--- Start of Extracted entries ---

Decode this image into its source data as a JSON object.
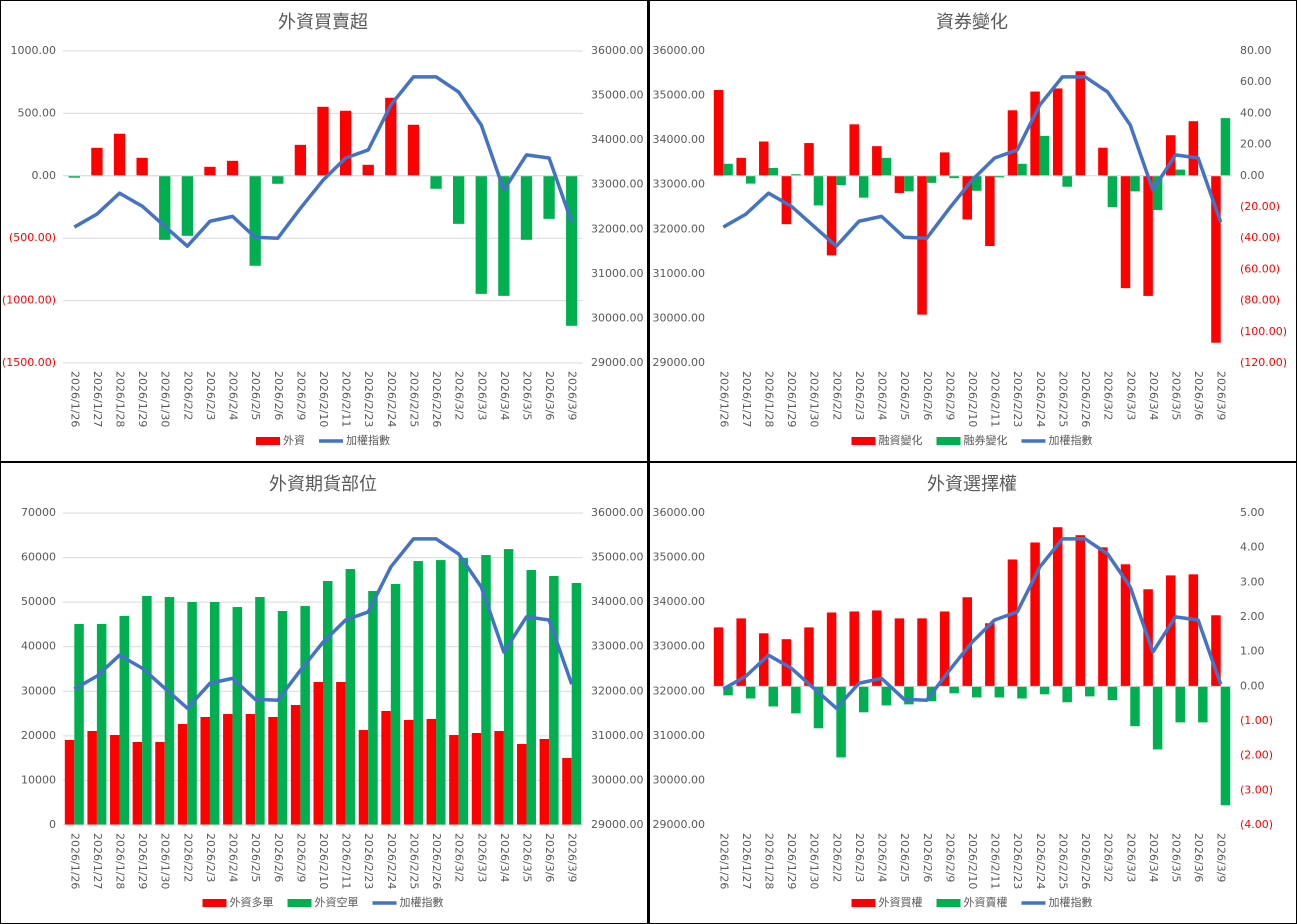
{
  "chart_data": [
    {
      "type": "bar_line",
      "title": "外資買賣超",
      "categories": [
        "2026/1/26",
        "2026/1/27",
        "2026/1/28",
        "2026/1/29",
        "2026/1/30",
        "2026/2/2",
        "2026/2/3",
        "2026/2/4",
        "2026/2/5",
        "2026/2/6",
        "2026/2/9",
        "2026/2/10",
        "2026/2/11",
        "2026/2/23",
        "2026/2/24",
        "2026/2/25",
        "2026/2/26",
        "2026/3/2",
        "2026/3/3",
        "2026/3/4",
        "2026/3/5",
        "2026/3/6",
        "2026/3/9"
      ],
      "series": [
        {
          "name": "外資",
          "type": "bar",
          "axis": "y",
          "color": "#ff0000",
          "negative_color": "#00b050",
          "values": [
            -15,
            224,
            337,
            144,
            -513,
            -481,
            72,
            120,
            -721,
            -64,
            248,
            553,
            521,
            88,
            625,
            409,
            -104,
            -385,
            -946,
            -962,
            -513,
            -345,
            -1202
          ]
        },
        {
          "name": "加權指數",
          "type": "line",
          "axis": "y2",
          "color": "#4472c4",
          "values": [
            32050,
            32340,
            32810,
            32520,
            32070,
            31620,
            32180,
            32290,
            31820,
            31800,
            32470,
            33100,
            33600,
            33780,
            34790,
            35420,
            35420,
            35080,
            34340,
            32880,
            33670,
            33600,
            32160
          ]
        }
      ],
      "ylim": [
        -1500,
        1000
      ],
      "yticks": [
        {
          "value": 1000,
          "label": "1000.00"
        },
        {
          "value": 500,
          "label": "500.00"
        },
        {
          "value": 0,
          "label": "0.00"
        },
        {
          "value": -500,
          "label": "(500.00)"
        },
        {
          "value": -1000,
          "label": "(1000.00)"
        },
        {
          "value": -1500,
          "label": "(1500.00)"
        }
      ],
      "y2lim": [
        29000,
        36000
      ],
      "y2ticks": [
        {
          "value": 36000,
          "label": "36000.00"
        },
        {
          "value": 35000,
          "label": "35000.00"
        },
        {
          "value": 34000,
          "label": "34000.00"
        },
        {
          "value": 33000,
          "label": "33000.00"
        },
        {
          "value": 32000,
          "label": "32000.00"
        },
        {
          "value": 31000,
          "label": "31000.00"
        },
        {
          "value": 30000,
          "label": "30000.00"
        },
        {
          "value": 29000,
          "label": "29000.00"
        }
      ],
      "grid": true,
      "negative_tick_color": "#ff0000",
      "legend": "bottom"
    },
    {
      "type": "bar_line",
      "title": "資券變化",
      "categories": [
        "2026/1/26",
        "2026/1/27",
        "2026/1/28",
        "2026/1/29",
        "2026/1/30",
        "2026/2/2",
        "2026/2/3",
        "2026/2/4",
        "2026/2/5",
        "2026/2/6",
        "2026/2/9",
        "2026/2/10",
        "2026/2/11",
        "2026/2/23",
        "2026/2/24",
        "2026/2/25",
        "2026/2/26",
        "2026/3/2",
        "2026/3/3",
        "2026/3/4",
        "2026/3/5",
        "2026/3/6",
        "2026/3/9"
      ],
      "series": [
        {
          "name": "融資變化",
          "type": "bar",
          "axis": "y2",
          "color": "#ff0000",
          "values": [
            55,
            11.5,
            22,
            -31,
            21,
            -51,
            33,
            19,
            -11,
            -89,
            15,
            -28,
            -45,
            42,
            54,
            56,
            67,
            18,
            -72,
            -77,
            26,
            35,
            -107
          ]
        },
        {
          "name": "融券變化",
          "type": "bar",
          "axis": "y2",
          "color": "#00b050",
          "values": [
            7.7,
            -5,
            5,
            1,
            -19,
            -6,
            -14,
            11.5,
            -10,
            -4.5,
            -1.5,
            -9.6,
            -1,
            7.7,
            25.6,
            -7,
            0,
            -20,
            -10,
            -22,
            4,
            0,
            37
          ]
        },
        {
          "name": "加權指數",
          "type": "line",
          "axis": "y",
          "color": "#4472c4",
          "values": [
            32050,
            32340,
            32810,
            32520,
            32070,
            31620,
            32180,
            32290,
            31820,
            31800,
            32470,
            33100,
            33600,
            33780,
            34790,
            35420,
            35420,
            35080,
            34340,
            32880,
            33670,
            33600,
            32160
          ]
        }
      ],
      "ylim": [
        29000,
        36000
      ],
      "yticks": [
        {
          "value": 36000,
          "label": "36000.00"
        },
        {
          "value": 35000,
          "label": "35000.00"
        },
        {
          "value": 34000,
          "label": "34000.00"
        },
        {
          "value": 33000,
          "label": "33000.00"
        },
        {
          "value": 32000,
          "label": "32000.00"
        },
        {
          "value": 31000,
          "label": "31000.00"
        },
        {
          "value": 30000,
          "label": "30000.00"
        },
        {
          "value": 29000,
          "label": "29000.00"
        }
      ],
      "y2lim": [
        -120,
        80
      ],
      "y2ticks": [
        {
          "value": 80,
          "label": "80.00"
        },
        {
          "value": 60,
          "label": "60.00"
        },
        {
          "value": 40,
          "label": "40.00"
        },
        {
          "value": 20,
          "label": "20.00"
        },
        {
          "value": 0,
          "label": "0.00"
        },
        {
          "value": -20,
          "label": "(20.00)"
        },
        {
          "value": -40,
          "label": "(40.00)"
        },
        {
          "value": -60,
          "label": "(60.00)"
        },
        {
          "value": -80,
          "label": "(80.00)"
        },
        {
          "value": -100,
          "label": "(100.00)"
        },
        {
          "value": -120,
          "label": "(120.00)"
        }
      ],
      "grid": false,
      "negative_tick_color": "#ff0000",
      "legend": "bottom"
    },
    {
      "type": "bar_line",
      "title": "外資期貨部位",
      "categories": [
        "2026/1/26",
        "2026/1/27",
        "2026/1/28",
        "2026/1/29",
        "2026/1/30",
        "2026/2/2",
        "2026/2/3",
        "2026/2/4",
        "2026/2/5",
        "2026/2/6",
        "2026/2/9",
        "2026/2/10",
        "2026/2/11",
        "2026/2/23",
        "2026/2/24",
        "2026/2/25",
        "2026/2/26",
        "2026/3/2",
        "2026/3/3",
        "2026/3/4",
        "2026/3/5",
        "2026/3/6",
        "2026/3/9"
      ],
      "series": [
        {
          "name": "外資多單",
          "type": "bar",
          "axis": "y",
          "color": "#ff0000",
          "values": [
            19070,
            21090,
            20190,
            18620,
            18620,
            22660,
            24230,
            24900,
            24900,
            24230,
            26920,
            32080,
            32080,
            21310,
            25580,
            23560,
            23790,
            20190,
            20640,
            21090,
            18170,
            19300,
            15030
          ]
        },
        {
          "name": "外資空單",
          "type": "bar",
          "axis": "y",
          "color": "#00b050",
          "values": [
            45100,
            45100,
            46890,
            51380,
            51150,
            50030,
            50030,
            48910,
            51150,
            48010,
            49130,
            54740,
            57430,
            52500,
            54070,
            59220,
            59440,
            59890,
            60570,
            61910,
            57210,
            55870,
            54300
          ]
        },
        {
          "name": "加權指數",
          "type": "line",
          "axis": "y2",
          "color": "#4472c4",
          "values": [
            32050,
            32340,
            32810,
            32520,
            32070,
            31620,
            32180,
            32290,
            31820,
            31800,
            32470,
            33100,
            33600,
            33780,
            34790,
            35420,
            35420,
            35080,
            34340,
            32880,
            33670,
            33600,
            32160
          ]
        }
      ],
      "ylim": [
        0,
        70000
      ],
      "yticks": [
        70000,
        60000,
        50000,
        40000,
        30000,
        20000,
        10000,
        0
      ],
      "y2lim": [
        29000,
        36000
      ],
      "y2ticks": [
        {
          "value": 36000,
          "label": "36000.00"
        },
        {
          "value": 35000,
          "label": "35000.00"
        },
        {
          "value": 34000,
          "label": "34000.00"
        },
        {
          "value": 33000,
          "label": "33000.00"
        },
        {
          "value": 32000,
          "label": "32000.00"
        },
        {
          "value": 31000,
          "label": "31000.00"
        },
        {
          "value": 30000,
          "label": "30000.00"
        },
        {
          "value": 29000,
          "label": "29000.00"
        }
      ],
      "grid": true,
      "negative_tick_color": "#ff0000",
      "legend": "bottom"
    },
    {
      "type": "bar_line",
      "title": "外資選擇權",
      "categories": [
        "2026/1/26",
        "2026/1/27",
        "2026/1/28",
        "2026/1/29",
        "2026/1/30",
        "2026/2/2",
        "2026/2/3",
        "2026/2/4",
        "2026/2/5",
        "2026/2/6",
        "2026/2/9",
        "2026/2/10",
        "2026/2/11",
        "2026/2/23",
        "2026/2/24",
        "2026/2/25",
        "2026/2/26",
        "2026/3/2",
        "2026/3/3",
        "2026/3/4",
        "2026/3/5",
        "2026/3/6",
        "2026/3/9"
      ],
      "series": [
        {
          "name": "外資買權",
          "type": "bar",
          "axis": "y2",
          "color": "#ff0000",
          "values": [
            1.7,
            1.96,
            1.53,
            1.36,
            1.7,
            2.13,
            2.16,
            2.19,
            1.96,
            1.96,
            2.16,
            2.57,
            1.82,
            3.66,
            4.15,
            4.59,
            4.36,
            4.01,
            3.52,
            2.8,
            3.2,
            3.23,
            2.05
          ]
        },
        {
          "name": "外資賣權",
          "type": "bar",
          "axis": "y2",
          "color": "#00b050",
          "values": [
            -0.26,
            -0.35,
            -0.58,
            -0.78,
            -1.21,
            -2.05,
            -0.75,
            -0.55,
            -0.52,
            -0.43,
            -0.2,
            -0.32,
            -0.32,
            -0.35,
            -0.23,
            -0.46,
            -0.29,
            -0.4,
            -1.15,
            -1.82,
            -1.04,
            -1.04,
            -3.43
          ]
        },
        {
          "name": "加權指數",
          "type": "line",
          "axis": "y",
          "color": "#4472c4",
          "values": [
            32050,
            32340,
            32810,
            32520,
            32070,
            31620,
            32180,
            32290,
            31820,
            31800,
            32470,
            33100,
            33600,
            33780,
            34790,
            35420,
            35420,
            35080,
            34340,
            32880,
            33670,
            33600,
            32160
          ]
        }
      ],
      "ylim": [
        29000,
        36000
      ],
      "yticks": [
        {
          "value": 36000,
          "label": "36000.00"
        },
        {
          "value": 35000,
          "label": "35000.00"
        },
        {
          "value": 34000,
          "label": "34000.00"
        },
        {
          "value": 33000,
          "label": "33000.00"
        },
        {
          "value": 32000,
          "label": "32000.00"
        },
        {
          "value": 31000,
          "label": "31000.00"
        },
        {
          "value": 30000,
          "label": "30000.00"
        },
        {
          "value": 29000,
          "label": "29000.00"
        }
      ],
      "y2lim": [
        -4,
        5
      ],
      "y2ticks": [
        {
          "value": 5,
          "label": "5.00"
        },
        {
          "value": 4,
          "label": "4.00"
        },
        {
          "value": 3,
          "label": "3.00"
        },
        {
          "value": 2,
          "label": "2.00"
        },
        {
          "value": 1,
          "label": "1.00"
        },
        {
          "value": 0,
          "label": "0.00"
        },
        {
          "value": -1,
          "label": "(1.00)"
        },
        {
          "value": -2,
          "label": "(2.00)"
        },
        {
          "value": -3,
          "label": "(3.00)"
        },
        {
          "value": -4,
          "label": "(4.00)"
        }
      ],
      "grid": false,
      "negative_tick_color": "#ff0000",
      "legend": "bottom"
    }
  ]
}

--- End of Extracted entries ---
--- Start of Extracted entries ---

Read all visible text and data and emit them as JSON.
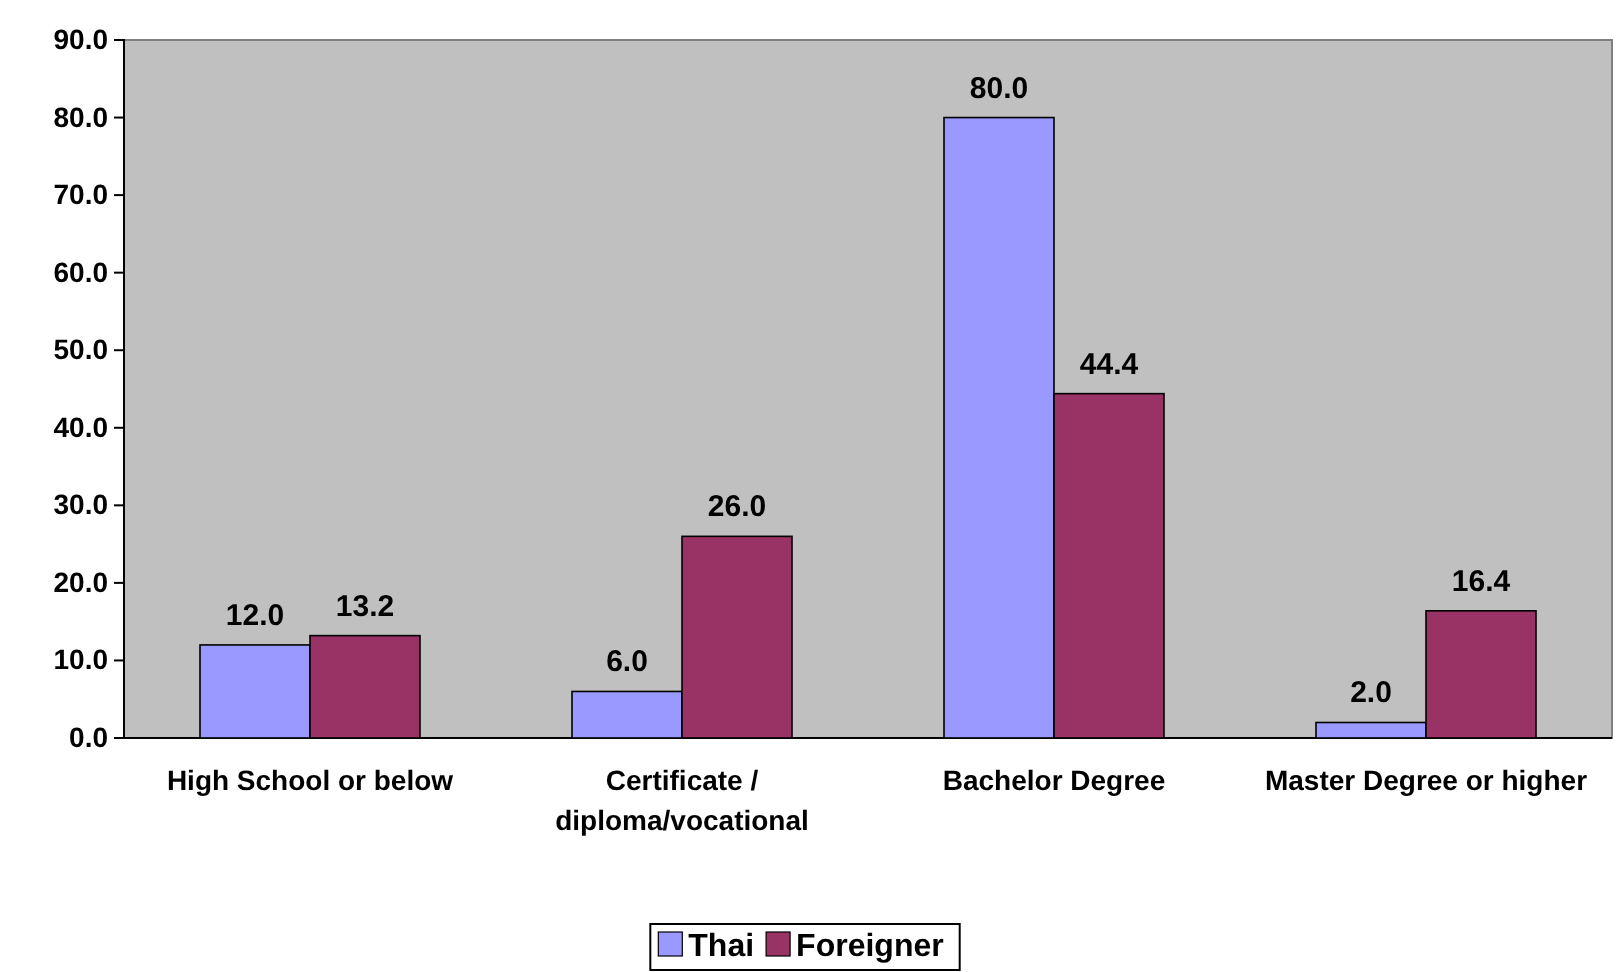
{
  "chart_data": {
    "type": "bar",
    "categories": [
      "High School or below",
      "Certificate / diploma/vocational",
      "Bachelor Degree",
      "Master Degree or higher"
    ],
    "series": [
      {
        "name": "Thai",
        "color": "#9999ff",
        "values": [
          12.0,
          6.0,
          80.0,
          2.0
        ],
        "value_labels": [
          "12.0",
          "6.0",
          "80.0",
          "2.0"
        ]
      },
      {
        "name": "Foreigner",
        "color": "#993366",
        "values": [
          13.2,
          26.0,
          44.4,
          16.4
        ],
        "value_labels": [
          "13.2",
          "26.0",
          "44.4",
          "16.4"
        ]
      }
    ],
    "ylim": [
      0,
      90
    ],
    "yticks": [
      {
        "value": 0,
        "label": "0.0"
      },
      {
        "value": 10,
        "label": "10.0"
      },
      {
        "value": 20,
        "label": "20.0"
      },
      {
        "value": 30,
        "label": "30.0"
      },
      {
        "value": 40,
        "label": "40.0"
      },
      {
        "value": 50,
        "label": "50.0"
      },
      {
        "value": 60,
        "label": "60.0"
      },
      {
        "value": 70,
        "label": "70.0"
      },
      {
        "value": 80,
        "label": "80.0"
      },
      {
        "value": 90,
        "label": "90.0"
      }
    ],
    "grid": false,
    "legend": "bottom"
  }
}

--- End of Extracted entries ---

> _Given exercise_: Work out how many lines in the records above hold the string "JSON", then give only that count.

> _Written response_: 2